**Exercise goal:**
Look through the records below and collect all lines that hold the string "Read".

___ Available records

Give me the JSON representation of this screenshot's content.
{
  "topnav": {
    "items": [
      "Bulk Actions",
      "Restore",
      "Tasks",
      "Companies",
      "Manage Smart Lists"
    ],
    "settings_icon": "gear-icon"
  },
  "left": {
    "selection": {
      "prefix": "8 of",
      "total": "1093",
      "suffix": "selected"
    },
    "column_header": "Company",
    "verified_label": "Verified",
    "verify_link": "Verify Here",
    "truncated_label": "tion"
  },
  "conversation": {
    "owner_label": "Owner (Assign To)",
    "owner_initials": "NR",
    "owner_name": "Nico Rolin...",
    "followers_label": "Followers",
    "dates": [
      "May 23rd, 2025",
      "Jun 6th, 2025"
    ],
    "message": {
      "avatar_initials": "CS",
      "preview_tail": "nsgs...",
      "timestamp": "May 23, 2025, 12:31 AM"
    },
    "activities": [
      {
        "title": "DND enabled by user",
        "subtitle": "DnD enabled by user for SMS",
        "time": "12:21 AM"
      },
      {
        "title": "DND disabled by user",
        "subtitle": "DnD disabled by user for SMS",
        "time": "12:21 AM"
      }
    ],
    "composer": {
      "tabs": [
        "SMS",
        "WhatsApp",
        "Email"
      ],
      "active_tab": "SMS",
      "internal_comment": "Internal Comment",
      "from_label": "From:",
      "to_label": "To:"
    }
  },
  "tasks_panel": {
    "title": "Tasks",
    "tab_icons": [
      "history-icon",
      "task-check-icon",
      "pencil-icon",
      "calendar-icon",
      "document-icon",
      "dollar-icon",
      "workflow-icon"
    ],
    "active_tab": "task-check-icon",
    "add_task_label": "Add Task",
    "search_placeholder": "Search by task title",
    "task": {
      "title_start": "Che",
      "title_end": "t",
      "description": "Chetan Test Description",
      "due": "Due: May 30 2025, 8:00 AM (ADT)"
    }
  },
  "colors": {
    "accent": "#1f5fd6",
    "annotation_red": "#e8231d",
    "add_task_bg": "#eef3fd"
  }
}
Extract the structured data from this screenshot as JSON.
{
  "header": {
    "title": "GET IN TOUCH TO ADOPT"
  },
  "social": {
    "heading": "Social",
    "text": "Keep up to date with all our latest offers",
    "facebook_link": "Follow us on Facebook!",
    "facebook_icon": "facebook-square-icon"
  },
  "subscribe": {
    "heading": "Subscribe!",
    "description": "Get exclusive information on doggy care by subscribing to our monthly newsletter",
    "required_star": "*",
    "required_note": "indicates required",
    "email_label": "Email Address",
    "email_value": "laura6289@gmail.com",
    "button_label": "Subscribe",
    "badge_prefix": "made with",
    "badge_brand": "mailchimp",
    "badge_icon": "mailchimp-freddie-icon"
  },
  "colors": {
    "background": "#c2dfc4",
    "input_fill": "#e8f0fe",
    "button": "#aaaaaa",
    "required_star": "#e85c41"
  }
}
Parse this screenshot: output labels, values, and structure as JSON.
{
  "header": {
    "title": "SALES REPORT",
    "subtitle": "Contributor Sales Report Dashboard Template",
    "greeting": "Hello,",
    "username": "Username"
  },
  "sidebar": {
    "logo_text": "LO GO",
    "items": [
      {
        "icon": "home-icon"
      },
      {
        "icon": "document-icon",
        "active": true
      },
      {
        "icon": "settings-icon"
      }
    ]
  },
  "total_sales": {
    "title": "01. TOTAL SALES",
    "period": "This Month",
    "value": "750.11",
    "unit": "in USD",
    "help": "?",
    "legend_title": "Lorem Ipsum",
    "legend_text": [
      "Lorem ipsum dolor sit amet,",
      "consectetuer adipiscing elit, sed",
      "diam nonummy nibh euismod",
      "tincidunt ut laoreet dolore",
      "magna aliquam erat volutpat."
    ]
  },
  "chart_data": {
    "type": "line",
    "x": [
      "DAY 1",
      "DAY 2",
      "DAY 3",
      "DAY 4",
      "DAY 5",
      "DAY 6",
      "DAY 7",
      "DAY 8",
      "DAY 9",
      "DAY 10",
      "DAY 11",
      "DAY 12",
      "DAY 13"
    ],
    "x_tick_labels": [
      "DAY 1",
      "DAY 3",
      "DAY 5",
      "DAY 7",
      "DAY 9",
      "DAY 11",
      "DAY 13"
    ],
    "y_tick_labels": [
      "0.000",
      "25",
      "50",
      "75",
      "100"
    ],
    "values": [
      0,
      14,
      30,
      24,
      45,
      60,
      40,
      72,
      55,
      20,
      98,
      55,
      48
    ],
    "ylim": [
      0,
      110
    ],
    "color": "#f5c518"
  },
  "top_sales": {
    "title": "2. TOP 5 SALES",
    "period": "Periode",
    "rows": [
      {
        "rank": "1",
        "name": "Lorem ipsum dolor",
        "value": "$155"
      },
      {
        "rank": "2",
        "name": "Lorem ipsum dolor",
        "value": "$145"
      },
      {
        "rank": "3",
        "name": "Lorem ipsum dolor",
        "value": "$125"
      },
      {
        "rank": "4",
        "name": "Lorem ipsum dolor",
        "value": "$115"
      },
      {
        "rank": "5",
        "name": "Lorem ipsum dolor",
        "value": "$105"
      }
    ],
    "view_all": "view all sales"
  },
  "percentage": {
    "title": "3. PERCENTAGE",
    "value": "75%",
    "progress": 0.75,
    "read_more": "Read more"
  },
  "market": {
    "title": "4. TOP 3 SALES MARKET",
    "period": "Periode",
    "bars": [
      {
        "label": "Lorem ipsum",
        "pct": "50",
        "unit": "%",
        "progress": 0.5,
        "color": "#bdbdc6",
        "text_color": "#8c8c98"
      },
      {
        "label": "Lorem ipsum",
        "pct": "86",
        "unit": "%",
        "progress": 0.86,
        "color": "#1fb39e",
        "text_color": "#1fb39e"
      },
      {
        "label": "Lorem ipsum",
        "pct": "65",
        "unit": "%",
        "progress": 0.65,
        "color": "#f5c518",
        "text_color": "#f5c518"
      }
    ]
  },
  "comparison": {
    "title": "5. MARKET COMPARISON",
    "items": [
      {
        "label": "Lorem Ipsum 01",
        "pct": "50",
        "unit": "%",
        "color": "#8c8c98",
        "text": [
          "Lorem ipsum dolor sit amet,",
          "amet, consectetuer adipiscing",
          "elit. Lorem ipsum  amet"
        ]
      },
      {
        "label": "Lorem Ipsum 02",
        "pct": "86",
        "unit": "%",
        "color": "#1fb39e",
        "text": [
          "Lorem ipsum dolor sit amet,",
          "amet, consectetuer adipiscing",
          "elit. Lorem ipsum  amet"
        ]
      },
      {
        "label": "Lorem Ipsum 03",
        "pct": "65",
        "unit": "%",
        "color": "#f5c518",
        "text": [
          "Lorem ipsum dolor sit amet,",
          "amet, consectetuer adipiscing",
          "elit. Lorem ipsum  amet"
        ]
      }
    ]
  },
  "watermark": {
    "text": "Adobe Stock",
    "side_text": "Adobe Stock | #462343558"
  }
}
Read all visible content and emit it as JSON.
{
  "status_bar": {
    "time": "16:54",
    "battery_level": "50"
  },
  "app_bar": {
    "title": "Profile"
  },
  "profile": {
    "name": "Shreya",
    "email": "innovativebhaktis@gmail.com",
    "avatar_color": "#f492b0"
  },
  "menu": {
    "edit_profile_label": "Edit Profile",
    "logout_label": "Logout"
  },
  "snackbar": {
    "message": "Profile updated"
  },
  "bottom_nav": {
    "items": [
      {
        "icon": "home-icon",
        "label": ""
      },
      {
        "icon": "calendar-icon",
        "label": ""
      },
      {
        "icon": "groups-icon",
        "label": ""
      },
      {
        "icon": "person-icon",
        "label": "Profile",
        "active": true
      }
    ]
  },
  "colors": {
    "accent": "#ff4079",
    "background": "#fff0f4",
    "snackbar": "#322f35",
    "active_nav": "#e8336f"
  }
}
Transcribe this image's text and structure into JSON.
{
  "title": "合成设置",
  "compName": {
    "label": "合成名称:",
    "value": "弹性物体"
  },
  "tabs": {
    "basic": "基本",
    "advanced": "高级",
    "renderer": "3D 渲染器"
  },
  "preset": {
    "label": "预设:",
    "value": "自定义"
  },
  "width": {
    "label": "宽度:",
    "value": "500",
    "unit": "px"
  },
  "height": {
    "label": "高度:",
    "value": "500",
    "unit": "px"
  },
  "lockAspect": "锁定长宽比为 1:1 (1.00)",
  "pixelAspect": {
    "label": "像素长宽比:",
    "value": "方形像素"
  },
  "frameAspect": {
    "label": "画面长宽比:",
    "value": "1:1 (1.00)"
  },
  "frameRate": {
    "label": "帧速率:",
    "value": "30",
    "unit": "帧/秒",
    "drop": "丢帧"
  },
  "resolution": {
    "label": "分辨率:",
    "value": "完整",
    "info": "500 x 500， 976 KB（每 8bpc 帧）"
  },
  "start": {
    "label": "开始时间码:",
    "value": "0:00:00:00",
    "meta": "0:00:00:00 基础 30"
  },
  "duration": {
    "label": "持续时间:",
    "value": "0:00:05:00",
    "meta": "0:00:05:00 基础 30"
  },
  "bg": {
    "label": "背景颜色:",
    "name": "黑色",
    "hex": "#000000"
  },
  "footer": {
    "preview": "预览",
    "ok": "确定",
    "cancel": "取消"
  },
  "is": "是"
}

______

**Response below:**
    "read_more": "Read more"
Read all visible content and emit it as JSON.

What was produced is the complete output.